[SUPPLIED DATA]
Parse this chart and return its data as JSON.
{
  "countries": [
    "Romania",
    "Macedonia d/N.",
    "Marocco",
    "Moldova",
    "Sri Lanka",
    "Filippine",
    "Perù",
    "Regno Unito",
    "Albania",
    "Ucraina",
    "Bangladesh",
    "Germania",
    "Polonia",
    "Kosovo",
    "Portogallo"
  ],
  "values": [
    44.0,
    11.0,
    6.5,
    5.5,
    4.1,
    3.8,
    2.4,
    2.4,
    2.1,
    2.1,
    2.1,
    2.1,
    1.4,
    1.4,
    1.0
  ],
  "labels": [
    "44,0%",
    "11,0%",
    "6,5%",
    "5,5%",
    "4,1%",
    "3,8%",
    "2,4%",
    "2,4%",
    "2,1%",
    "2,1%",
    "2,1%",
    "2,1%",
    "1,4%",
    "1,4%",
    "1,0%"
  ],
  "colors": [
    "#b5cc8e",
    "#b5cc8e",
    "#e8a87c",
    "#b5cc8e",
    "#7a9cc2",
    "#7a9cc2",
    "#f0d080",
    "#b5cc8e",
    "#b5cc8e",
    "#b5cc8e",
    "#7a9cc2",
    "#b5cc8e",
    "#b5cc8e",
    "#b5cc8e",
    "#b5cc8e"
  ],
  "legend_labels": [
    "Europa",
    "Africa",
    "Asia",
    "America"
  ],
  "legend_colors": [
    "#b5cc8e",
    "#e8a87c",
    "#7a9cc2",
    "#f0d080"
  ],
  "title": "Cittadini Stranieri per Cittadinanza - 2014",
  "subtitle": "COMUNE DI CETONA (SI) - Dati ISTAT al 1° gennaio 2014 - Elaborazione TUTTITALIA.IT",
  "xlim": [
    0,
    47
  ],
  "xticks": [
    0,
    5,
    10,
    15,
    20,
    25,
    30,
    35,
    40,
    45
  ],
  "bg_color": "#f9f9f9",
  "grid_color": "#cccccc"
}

[WHAT YOU SHOULD DO] Restate each record exactly as written.

[TASK RESULT]
Parse this chart and return its data as JSON.
{
  "countries": [
    "Romania",
    "Macedonia d/N.",
    "Marocco",
    "Moldova",
    "Sri Lanka",
    "Filippine",
    "Perù",
    "Regno Unito",
    "Albania",
    "Ucraina",
    "Bangladesh",
    "Germania",
    "Polonia",
    "Kosovo",
    "Portogallo"
  ],
  "values": [
    44.0,
    11.0,
    6.5,
    5.5,
    4.1,
    3.8,
    2.4,
    2.4,
    2.1,
    2.1,
    2.1,
    2.1,
    1.4,
    1.4,
    1.0
  ],
  "labels": [
    "44,0%",
    "11,0%",
    "6,5%",
    "5,5%",
    "4,1%",
    "3,8%",
    "2,4%",
    "2,4%",
    "2,1%",
    "2,1%",
    "2,1%",
    "2,1%",
    "1,4%",
    "1,4%",
    "1,0%"
  ],
  "colors": [
    "#b5cc8e",
    "#b5cc8e",
    "#e8a87c",
    "#b5cc8e",
    "#7a9cc2",
    "#7a9cc2",
    "#f0d080",
    "#b5cc8e",
    "#b5cc8e",
    "#b5cc8e",
    "#7a9cc2",
    "#b5cc8e",
    "#b5cc8e",
    "#b5cc8e",
    "#b5cc8e"
  ],
  "legend_labels": [
    "Europa",
    "Africa",
    "Asia",
    "America"
  ],
  "legend_colors": [
    "#b5cc8e",
    "#e8a87c",
    "#7a9cc2",
    "#f0d080"
  ],
  "title": "Cittadini Stranieri per Cittadinanza - 2014",
  "subtitle": "COMUNE DI CETONA (SI) - Dati ISTAT al 1° gennaio 2014 - Elaborazione TUTTITALIA.IT",
  "xlim": [
    0,
    47
  ],
  "xticks": [
    0,
    5,
    10,
    15,
    20,
    25,
    30,
    35,
    40,
    45
  ],
  "bg_color": "#f9f9f9",
  "grid_color": "#cccccc"
}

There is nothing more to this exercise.